"""
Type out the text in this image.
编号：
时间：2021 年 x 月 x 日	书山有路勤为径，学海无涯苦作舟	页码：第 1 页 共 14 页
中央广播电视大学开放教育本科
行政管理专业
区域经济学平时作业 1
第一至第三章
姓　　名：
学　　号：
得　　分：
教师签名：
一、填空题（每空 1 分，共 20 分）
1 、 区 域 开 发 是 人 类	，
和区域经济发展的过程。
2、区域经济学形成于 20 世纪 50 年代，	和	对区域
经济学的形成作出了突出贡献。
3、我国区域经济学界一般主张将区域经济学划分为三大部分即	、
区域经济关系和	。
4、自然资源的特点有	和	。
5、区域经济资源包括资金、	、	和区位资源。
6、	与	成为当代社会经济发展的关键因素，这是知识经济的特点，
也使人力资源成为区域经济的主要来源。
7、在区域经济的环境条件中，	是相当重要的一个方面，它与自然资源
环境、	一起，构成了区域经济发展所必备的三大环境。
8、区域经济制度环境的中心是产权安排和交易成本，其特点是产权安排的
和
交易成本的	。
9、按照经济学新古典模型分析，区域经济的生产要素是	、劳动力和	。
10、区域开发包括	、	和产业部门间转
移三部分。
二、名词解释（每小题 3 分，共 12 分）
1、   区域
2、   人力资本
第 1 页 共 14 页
"""
## What the task asks
All entries must be repeated verbatim.

## Exercise result
Type out the text in this image.
编号：
时间：2021 年 x 月 x 日	书山有路勤为径，学海无涯苦作舟	页码：第 1 页 共 14 页
中央广播电视大学开放教育本科
行政管理专业
区域经济学平时作业 1
第一至第三章
姓　　名：
学　　号：
得　　分：
教师签名：
一、填空题（每空 1 分，共 20 分）
1 、 区 域 开 发 是 人 类	，
和区域经济发展的过程。
2、区域经济学形成于 20 世纪 50 年代，	和	对区域
经济学的形成作出了突出贡献。
3、我国区域经济学界一般主张将区域经济学划分为三大部分即	、
区域经济关系和	。
4、自然资源的特点有	和	。
5、区域经济资源包括资金、	、	和区位资源。
6、	与	成为当代社会经济发展的关键因素，这是知识经济的特点，
也使人力资源成为区域经济的主要来源。
7、在区域经济的环境条件中，	是相当重要的一个方面，它与自然资源
环境、	一起，构成了区域经济发展所必备的三大环境。
8、区域经济制度环境的中心是产权安排和交易成本，其特点是产权安排的
和
交易成本的	。
9、按照经济学新古典模型分析，区域经济的生产要素是	、劳动力和	。
10、区域开发包括	、	和产业部门间转
移三部分。
二、名词解释（每小题 3 分，共 12 分）
1、   区域
2、   人力资本
第 1 页 共 14 页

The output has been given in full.